### Task objective
Convert the records from the line containing "product-photo-graphic [612,284,897,507]" through the line containing "list-item: • Lighting", both included, into a Markdown table with the columns Row and Entry, skipping any blank lines.

Boxed element records
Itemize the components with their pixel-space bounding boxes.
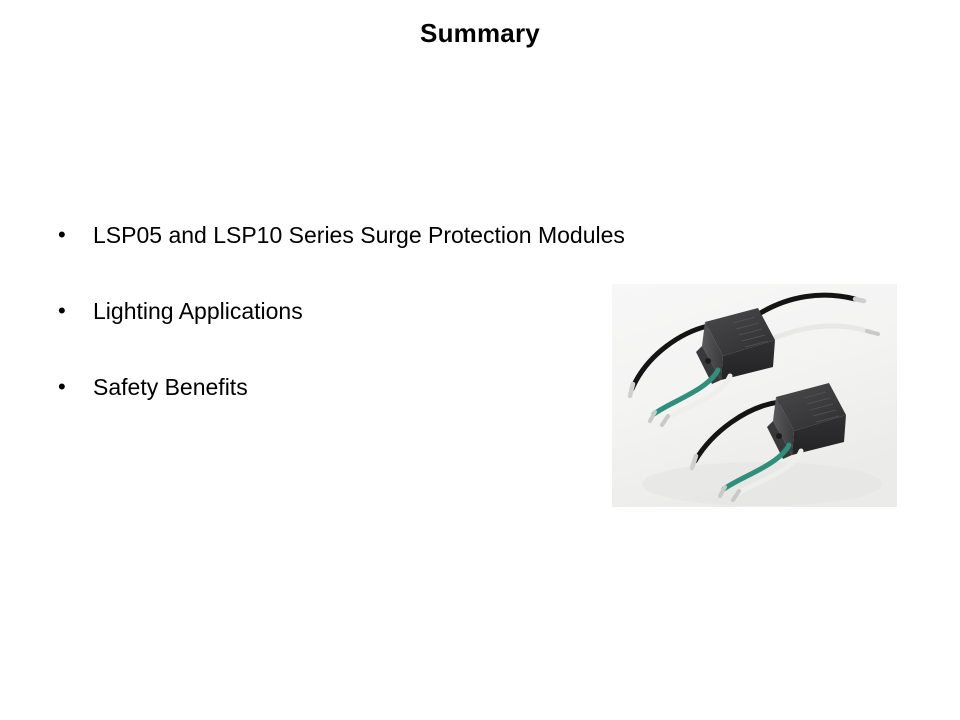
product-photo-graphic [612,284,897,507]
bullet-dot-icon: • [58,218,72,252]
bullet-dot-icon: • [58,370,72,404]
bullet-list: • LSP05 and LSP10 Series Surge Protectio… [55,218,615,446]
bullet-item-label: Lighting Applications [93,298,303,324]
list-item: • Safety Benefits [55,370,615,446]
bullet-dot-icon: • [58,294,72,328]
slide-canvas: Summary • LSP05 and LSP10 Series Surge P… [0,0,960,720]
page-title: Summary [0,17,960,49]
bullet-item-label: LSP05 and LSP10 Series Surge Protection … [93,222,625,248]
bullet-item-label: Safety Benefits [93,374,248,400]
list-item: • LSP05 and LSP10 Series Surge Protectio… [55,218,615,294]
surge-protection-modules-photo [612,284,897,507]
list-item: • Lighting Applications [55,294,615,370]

--

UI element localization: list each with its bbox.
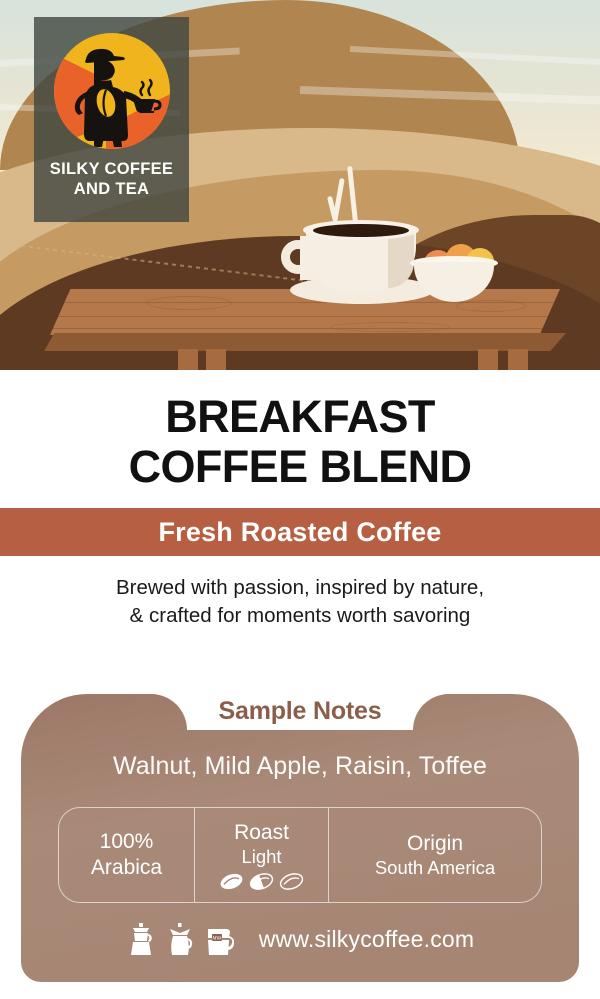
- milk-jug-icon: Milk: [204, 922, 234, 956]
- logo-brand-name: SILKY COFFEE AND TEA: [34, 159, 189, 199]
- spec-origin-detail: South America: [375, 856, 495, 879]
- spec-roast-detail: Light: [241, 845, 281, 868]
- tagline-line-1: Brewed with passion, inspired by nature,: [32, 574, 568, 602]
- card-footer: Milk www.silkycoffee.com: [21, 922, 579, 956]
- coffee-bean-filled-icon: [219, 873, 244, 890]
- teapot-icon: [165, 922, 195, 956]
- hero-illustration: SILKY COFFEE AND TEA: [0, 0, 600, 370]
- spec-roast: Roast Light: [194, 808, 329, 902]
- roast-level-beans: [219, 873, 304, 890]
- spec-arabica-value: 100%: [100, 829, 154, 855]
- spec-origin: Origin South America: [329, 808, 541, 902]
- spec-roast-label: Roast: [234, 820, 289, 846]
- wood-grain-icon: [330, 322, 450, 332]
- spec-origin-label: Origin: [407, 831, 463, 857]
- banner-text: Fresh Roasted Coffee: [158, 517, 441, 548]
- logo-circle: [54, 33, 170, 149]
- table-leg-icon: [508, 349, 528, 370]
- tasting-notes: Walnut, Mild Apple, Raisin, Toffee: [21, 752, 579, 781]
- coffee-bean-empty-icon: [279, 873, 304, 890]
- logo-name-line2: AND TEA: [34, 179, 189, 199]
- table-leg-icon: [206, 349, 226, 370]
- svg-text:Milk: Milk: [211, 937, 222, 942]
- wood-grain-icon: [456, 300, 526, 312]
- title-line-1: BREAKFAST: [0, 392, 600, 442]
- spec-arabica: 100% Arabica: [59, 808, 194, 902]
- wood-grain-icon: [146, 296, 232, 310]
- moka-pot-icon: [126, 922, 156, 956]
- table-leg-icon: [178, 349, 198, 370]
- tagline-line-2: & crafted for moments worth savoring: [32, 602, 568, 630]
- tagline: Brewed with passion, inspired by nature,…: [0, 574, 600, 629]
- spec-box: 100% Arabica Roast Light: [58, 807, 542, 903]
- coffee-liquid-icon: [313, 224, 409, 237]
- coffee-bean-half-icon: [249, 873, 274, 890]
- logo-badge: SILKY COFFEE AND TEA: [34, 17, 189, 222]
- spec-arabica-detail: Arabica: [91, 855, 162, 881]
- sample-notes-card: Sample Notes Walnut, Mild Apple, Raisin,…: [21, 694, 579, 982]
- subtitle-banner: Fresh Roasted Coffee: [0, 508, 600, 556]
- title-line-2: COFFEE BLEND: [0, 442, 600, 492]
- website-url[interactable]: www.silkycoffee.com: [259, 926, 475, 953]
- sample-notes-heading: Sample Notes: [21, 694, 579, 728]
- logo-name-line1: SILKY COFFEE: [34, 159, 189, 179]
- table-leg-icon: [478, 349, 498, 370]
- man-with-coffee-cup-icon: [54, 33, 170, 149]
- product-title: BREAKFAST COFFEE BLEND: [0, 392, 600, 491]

### Solution to this problem
| Row | Entry |
|---|---|
| 1 | product-photo-graphic [612,284,897,507] |
| 2 | bullet-dot-icon: • [58,218,72,252] |
| 3 | bullet-dot-icon: • [58,370,72,404] |
| 4 | bullet-list: • LSP05 and LSP10 Series Surge Protectio… [55,218,615,446] |
| 5 | bullet-item-label: Lighting Applications [93,298,303,324] |
| 6 | list-item: • Safety Benefits [55,370,615,446] |
| 7 | bullet-dot-icon: • [58,294,72,328] |
| 8 | slide-canvas: Summary • LSP05 and LSP10 Series Surge P… [0,0,960,720] |
| 9 | page-title: Summary [0,17,960,49] |
| 10 | bullet-item-label: LSP05 and LSP10 Series Surge Protection … [93,222,625,248] |
| 11 | bullet-item-label: Safety Benefits [93,374,248,400] |
| 12 | list-item: • LSP05 and LSP10 Series Surge Protectio… [55,218,615,294] |
| 13 | surge-protection-modules-photo [612,284,897,507] |
| 14 | list-item: • Lighting Applications [55,294,615,370] |